** Begin Document excerpt **
Unprecedented. We've never seen this before.

http://en.wikipedia.org/wiki/Sahara

Climate history

The climate of the Sahara has undergone enormous variation between wet and dry over the last few hundred thousand years.<12> During the last glacial period, the Sahara was even bigger than it is today, extending south beyond its current boundaries.<13> The end of the glacial period brought more rain to the Sahara, from about 8000 BC to 6000 BC, perhaps due to low pressure areas over the collapsing ice sheets to the north.<14>
Once the ice sheets were gone, northern Sahara dried out. In the southern Sahara though, the drying trend was soon counteracted by the monsoon, which brought rain further north than it does today. The monsoon is due to heating of air over the land during summer. The hot air rises and pulls in cool, wet air from the ocean, which causes rain. Thus, though it seems counterintuitive, the Sahara was wetter when it received more insolation in the summer. This was caused by a stronger tilt in Earth's axis of orbit than today, and perihelion occurred at the end of July.<15>
By around 3400 BC, the monsoon retreated south to approximately where it is today,<16> leading to the gradual desertification of the Sahara.<17> The Sahara is now as dry as it was about 13,000 years ago.<12> These conditions are responsible for what has been called the Sahara pump theory.
The Sahara has one of the harshest climates in the world. The prevailing north-easterly wind often causes the sand to form sand storms and dust devils.<18> Half of the Sahara receives less than 20 mm (0.79 in) of rain per year, and the rest receives up to 10 cm (3.9 in) per year.<19> The rainfall happens very rarely, but when it does it is usually torrential when it occurs after long dry periods, which can last for years.
The southern boundary of the Sahara, as measured by rainfall, was observed to both advance and retreat between 1980 and 1990. As a result of drought in the Sahel, the southern boundary moved south 130 kilometres (81 mi) overall during that period.<20> Deforestation has also caused the Sahara to advance south in recent years, as trees and bushes continue to be used as fuel source.
** End Document excerpt **
Written request A =>
In the listing, copy out the lines exactly, starting with the line that contains "objective-label: Using the Help" and continuing through the line that contains "answer-line-4: program <box>721".
** Begin Dataset rows **
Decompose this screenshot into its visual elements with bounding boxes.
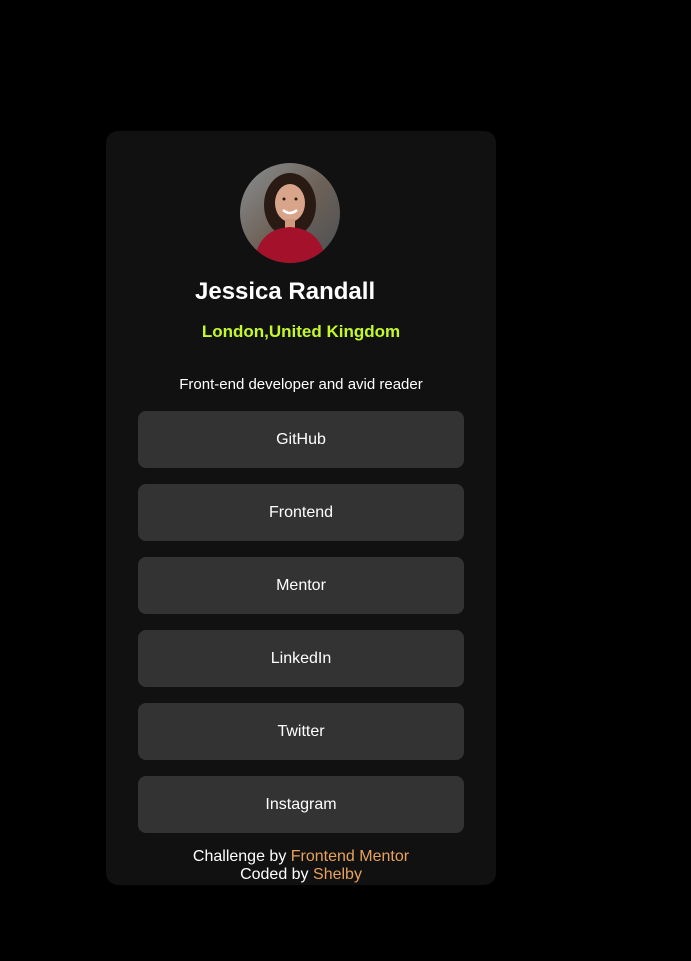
- instagram-link-button[interactable]: Instagram: [138, 776, 464, 833]
- avatar: [240, 163, 340, 263]
- coded-prefix: Coded by: [240, 866, 309, 883]
- frontend-mentor-link[interactable]: Frontend Mentor: [291, 848, 409, 865]
- profile-location: London,United Kingdom: [201, 322, 401, 341]
- attribution-footer: Challenge by Frontend Mentor Coded by Sh…: [106, 848, 496, 884]
- profile-bio: Front-end developer and avid reader: [179, 376, 423, 393]
- author-link[interactable]: Shelby: [313, 866, 362, 883]
- twitter-link-button[interactable]: Twitter: [138, 703, 464, 760]
- challenge-line: Challenge by Frontend Mentor: [106, 848, 496, 866]
- frontend-link-button[interactable]: Frontend: [138, 484, 464, 541]
- avatar-photo: [240, 163, 340, 263]
- coded-line: Coded by Shelby: [106, 866, 496, 884]
- profile-name: Jessica Randall: [195, 278, 376, 305]
- mentor-link-button[interactable]: Mentor: [138, 557, 464, 614]
- challenge-prefix: Challenge by: [192, 848, 287, 865]
- profile-card: Jessica Randall London,United Kingdom Fr…: [106, 131, 496, 885]
- linkedin-link-button[interactable]: LinkedIn: [138, 630, 464, 687]
- github-link-button[interactable]: GitHub: [138, 411, 464, 468]
- social-links: GitHub Frontend Mentor LinkedIn Twitter …: [138, 411, 464, 849]
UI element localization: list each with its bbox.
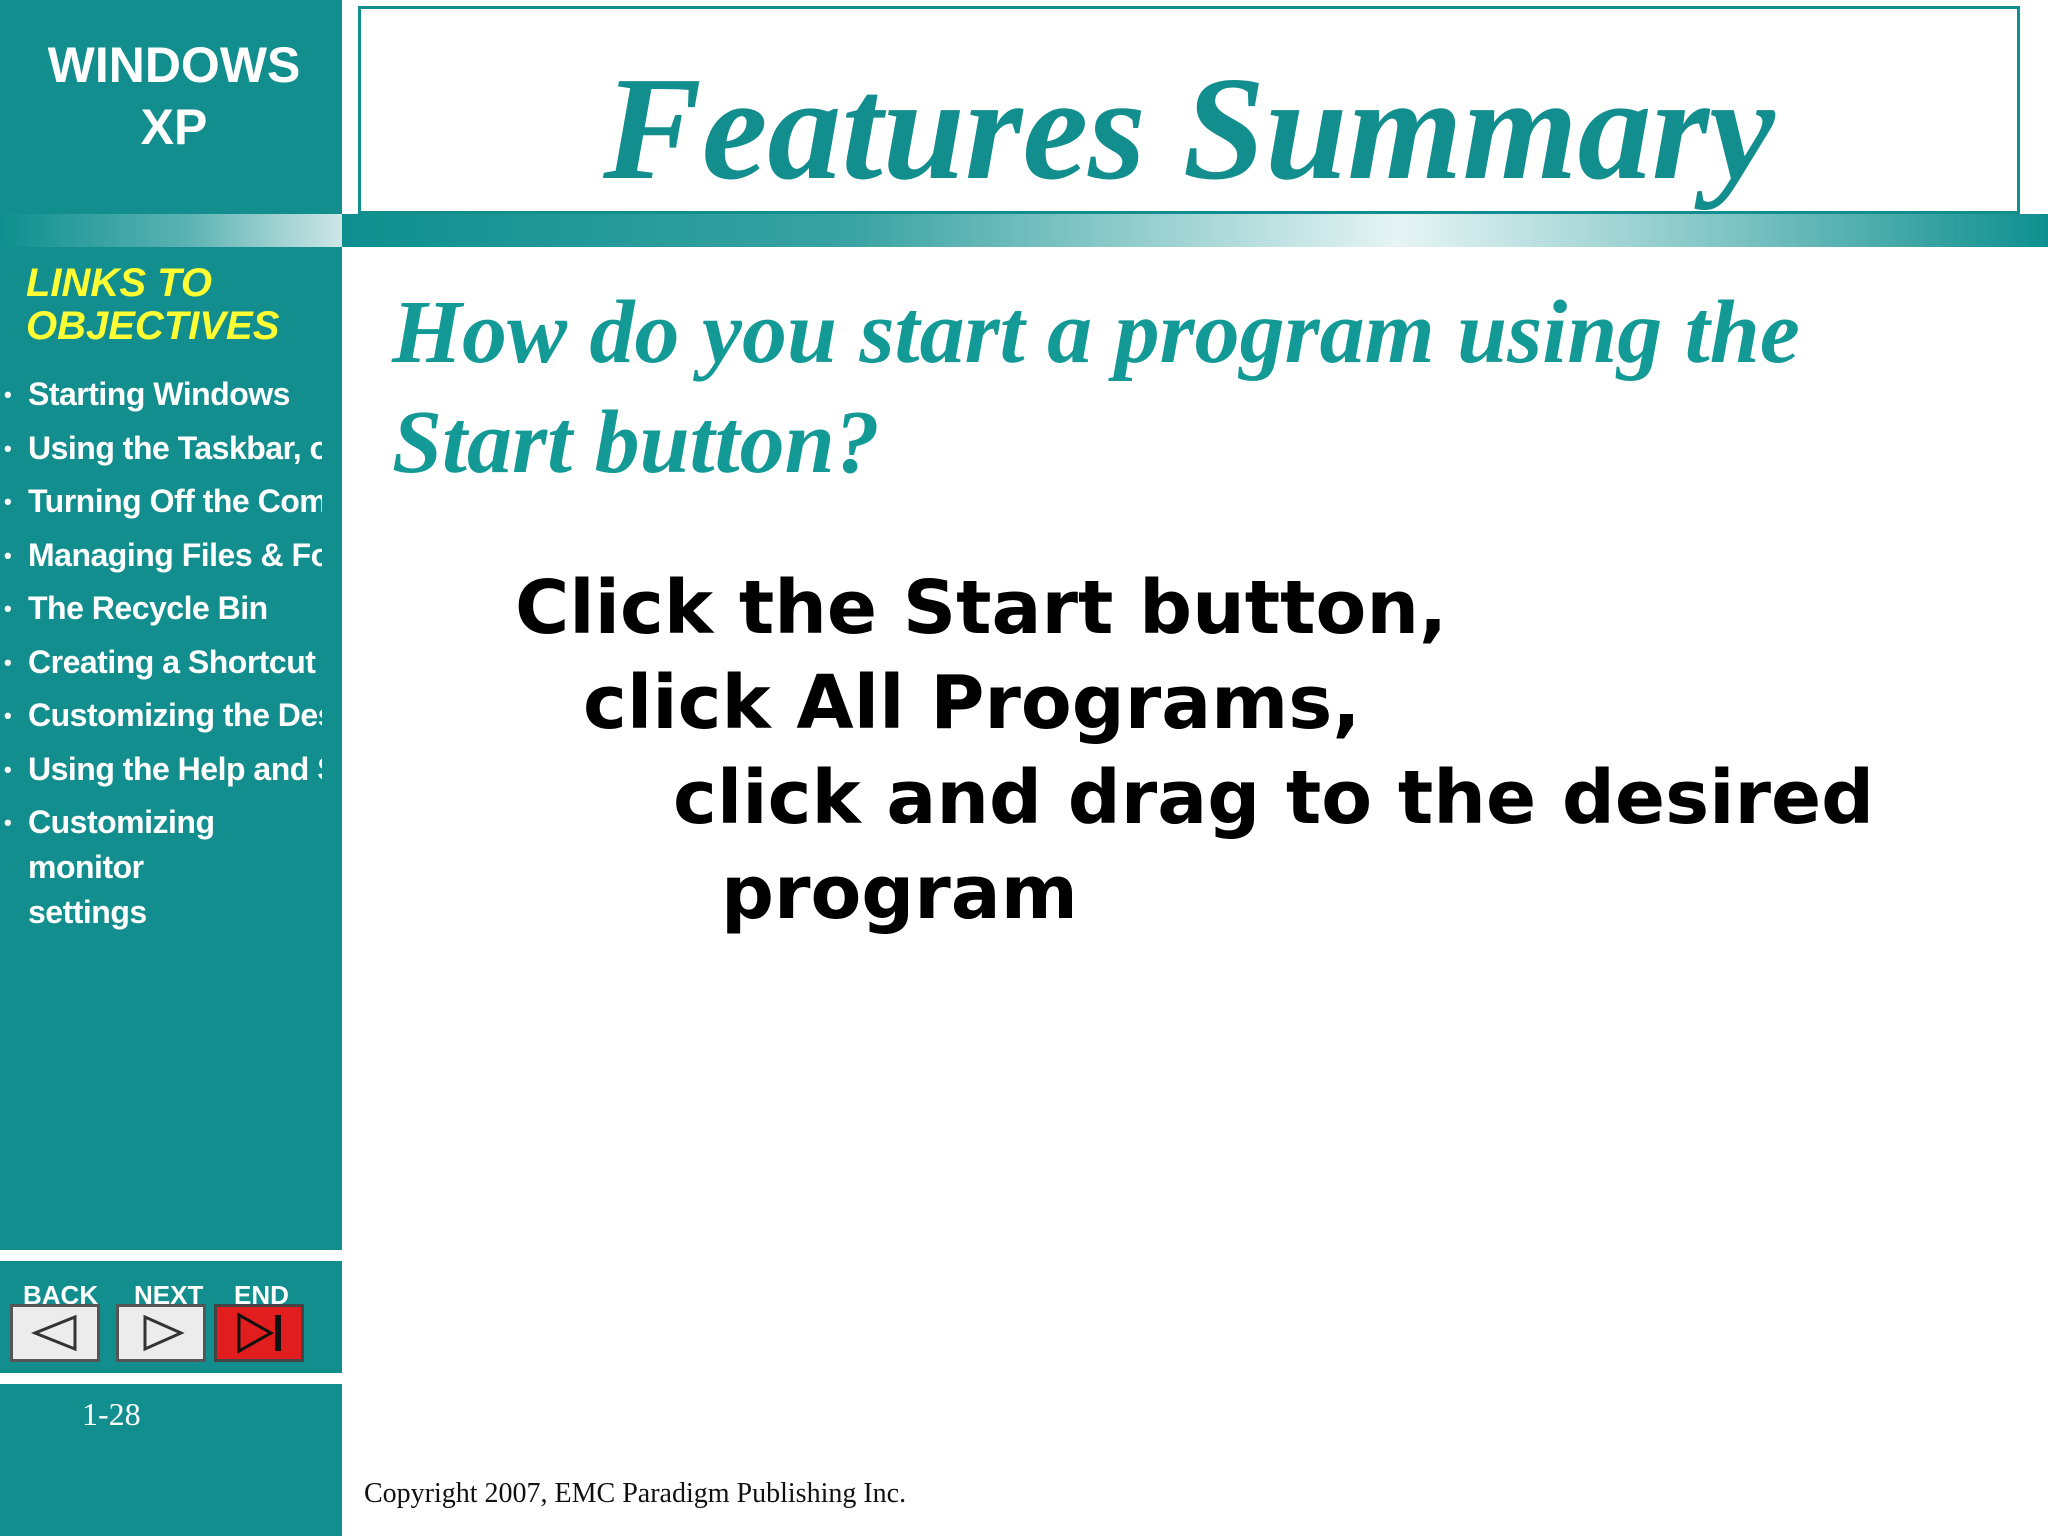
objective-label: Using the Help and S <box>28 750 322 787</box>
objective-link-managing-files[interactable]: • Managing Files & Fol <box>0 533 322 578</box>
objective-link-monitor-settings[interactable]: • Customizing monitor settings <box>0 800 322 935</box>
question-text: How do you start a program using the Sta… <box>392 283 1800 492</box>
objective-link-customizing-desktop[interactable]: • Customizing the Des <box>0 693 322 738</box>
answer-line-2: click All Programs, <box>583 660 1361 746</box>
objectives-list: • Starting Windows • Using the Taskbar, op… <box>0 372 322 944</box>
bullet-icon: • <box>4 382 12 407</box>
slide: WINDOWS XP LINKS TO OBJECTIVES • Starting… <box>0 0 2048 1536</box>
bullet-icon: • <box>4 596 12 621</box>
objective-label: Managing Files & Fol <box>28 536 322 573</box>
skip-to-end-icon <box>237 1312 281 1354</box>
answer-line-1: Click the Start button, <box>515 565 1448 651</box>
title-box: Features Summary <box>358 6 2020 214</box>
answer-line-4: program <box>721 850 1078 936</box>
objectives-heading: LINKS TO OBJECTIVES <box>26 262 336 348</box>
triangle-left-icon <box>30 1314 77 1352</box>
bullet-icon: • <box>4 703 12 728</box>
objectives-heading-line-1: LINKS TO <box>26 261 212 305</box>
bullet-icon: • <box>4 649 12 675</box>
sidebar-gradient-bar <box>0 214 342 247</box>
objective-link-recycle-bin[interactable]: • The Recycle Bin <box>0 586 322 631</box>
title-gradient-bar <box>342 214 2048 247</box>
objective-link-creating-shortcut[interactable]: • Creating a Shortcut <box>0 640 322 685</box>
brand-line-2: XP <box>140 99 208 155</box>
objective-label: Customizing the Des <box>28 697 322 733</box>
triangle-right-icon <box>143 1314 185 1352</box>
objectives-heading-line-2: OBJECTIVES <box>26 304 280 348</box>
bullet-icon: • <box>4 435 12 461</box>
next-button[interactable] <box>116 1304 206 1362</box>
copyright-notice: Copyright 2007, EMC Paradigm Publishing … <box>364 1478 907 1509</box>
page-title: Features Summary <box>603 47 1775 211</box>
page-number: 1-28 <box>82 1396 141 1432</box>
objective-label: Customizing monitor settings <box>28 804 215 930</box>
sidebar-footer-panel <box>0 1384 342 1536</box>
objective-label: Starting Windows <box>28 376 290 412</box>
back-button[interactable] <box>10 1304 100 1362</box>
objective-link-using-taskbar[interactable]: • Using the Taskbar, op <box>0 426 322 471</box>
objective-label: Creating a Shortcut <box>28 643 316 680</box>
end-button[interactable] <box>214 1304 304 1362</box>
bullet-icon: • <box>4 810 12 835</box>
objective-link-starting-windows[interactable]: • Starting Windows <box>0 372 322 417</box>
objective-label: Turning Off the Comp <box>28 483 322 519</box>
objective-link-turning-off[interactable]: • Turning Off the Comp <box>0 479 322 524</box>
objective-label: Using the Taskbar, op <box>28 429 322 466</box>
brand-title: WINDOWS XP <box>0 34 348 158</box>
bullet-icon: • <box>4 542 12 568</box>
objective-link-help-support[interactable]: • Using the Help and S <box>0 747 322 792</box>
answer-line-3: click and drag to the desired <box>673 755 1875 841</box>
bullet-icon: • <box>4 489 12 514</box>
brand-line-1: WINDOWS <box>47 37 301 93</box>
objective-label: The Recycle Bin <box>28 590 268 626</box>
bullet-icon: • <box>4 756 12 782</box>
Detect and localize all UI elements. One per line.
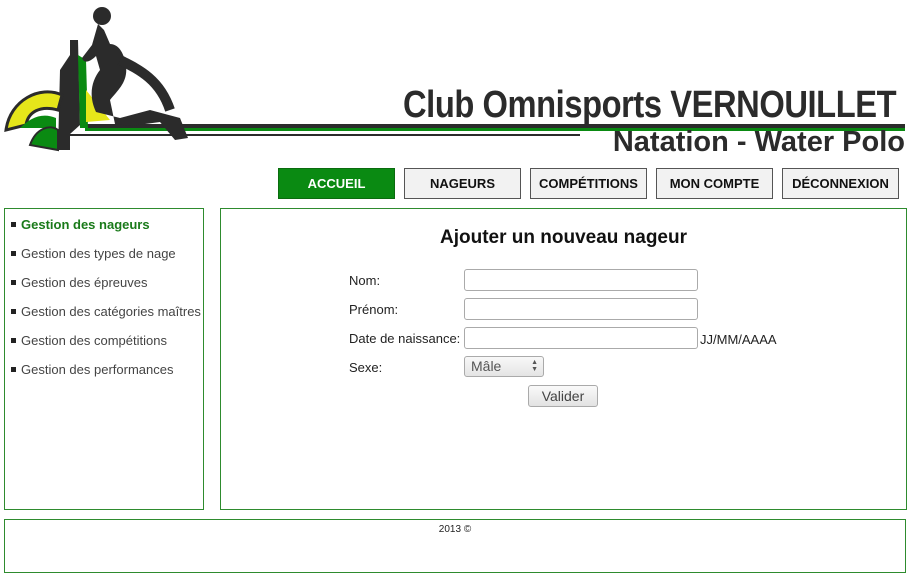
sidebar-item-epreuves[interactable]: Gestion des épreuves [11,275,147,290]
sidebar: Gestion des nageurs Gestion des types de… [4,208,204,510]
sexe-selected-value: Mâle [471,358,502,374]
nav-deconnexion[interactable]: DÉCONNEXION [782,168,899,199]
valider-button[interactable]: Valider [528,385,598,407]
sidebar-item-label: Gestion des nageurs [21,217,150,232]
sidebar-item-nageurs[interactable]: Gestion des nageurs [11,217,150,232]
bullet-icon [11,309,16,315]
sidebar-item-label: Gestion des épreuves [21,275,148,290]
footer: 2013 © [4,519,906,573]
nom-label: Nom: [349,273,381,288]
birth-date-format-hint: JJ/MM/AAAA [700,332,777,347]
sidebar-item-competitions[interactable]: Gestion des compétitions [11,333,167,348]
club-title: Club Omnisports VERNOUILLET [403,84,897,126]
bullet-icon [11,251,16,257]
nom-input[interactable] [464,269,698,291]
club-subtitle: Natation - Water Polo [612,126,905,158]
nav-accueil[interactable]: ACCUEIL [278,168,395,199]
prenom-input[interactable] [464,298,698,320]
sidebar-item-label: Gestion des types de nage [21,246,176,261]
sidebar-item-categories-maitres[interactable]: Gestion des catégories maîtres [11,304,201,319]
nav-competitions[interactable]: COMPÉTITIONS [530,168,647,199]
main-content: Ajouter un nouveau nageur Nom: Prénom: D… [220,208,907,510]
sexe-label: Sexe: [349,360,383,375]
birth-date-input[interactable] [464,327,698,349]
nav-mon-compte[interactable]: MON COMPTE [656,168,773,199]
header: Club Omnisports VERNOUILLET Natation - W… [0,0,911,160]
nav-nageurs[interactable]: NAGEURS [404,168,521,199]
copyright-text: 2013 © [438,524,472,535]
sidebar-item-label: Gestion des performances [21,362,174,377]
sidebar-item-performances[interactable]: Gestion des performances [11,362,173,377]
sidebar-item-label: Gestion des compétitions [21,333,167,348]
sidebar-item-label: Gestion des catégories maîtres [21,304,201,319]
prenom-label: Prénom: [349,302,399,317]
bullet-icon [11,367,16,373]
sidebar-item-types-de-nage[interactable]: Gestion des types de nage [11,246,176,261]
bullet-icon [11,222,16,228]
bullet-icon [11,338,16,344]
select-arrows-icon: ▲ ▼ [531,359,538,373]
sexe-select[interactable]: Mâle ▲ ▼ [464,356,544,377]
form-title: Ajouter un nouveau nageur [439,227,688,248]
birth-date-label: Date de naissance: [349,331,461,346]
bullet-icon [11,280,16,286]
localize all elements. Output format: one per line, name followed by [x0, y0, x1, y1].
** End Dataset rows **
Written request B =>
Answer these questions about the Sahara climate text:
(i) By around what date had the monsoon retreated south to roughly its present position?
(ii) How far south did the Sahara's southern boundary move overall between 1980 and 1990?
(iii) What portion of the Sahara receives less than 20 mm of rain per year?

Worked solution A =>
objective-label: Using the Help and S <box>28 750 322 787</box>
objective-link-managing-files[interactable]: • Managing Files & Fol <box>0 533 322 578</box>
objective-link-monitor-settings[interactable]: • Customizing monitor settings <box>0 800 322 935</box>
question-text: How do you start a program using the Sta… <box>392 283 1800 492</box>
objective-link-customizing-desktop[interactable]: • Customizing the Des <box>0 693 322 738</box>
answer-line-2: click All Programs, <box>583 660 1361 746</box>
objectives-list: • Starting Windows • Using the Taskbar, op… <box>0 372 322 944</box>
bullet-icon: • <box>4 382 12 407</box>
slide: WINDOWS XP LINKS TO OBJECTIVES • Starting… <box>0 0 2048 1536</box>
bullet-icon: • <box>4 596 12 621</box>
objective-label: Managing Files & Fol <box>28 536 322 573</box>
skip-to-end-icon <box>237 1312 281 1354</box>
answer-line-1: Click the Start button, <box>515 565 1448 651</box>
title-box: Features Summary <box>358 6 2020 214</box>
answer-line-4: program <box>721 850 1078 936</box>

Worked solution B =>
(i) By around 3400 BC.
(ii) 130 km (81 mi).
(iii) Half of it.